§ **Records to process**
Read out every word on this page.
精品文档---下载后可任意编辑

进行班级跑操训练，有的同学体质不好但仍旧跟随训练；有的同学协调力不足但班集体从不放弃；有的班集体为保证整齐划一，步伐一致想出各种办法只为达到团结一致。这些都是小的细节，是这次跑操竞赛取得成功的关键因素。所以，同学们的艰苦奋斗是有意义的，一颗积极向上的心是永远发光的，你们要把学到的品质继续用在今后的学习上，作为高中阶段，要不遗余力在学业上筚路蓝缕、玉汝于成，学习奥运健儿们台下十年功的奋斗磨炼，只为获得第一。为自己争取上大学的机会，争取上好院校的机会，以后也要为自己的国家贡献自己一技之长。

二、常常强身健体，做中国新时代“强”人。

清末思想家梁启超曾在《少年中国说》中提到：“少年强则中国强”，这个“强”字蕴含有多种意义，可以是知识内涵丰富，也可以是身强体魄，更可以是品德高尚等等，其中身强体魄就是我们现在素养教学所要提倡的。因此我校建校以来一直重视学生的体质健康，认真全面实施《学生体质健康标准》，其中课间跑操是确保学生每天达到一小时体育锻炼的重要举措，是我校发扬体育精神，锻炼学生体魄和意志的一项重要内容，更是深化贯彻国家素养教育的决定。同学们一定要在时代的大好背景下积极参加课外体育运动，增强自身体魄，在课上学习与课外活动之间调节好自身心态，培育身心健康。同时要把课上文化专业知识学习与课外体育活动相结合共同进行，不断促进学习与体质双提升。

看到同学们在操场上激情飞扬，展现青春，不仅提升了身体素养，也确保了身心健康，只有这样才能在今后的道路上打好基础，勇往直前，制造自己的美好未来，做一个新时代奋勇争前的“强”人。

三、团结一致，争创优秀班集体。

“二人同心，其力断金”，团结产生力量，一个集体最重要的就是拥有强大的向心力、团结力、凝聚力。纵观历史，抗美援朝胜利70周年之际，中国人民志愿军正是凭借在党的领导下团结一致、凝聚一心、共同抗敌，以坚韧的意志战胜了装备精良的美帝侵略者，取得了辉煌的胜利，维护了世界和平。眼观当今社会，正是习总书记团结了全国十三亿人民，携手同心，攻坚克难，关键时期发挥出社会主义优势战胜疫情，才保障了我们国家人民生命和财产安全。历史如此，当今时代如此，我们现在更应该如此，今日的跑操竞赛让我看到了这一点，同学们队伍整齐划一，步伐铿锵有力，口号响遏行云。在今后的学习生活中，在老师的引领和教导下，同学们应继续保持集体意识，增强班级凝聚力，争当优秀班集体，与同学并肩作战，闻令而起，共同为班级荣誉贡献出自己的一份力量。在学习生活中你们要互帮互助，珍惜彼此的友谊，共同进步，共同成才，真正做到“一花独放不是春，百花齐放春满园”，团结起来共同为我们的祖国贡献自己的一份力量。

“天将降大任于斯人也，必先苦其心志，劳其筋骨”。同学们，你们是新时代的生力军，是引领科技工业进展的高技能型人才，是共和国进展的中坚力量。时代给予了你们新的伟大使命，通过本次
* * *
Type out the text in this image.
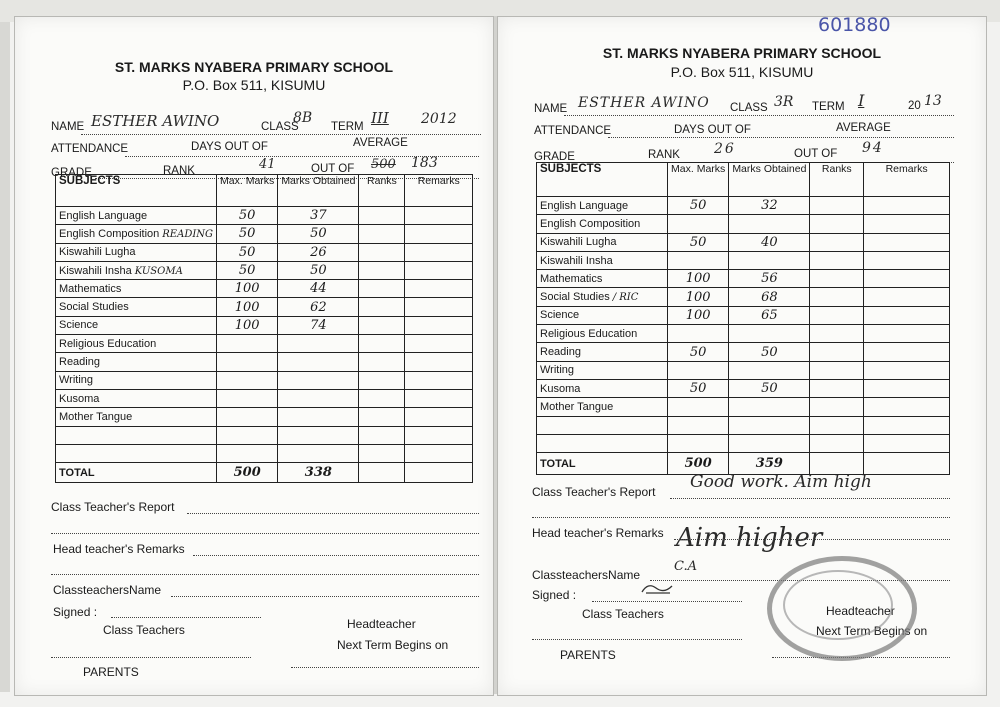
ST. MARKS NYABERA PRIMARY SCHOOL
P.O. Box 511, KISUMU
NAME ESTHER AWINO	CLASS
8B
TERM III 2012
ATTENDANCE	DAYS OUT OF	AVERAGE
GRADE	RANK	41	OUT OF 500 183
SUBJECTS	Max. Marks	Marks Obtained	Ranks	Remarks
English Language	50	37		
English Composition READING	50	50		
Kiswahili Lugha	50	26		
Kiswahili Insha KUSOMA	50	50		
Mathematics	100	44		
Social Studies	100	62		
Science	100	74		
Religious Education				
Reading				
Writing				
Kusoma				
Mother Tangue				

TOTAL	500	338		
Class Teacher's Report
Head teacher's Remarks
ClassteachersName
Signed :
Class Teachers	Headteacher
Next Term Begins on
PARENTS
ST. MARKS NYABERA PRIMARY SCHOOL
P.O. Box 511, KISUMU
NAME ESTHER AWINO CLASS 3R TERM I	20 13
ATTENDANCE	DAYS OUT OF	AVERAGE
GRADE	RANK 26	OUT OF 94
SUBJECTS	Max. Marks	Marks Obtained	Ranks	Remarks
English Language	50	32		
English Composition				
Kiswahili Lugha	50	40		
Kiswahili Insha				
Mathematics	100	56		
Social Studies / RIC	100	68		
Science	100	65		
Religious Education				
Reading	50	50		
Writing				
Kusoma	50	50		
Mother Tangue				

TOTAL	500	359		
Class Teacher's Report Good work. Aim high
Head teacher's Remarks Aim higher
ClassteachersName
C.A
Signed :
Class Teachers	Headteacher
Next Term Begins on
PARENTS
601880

§ **Aim**
The answer is a single number, the count of lines in the records that contain the string "this".

§ **Problem solution**
2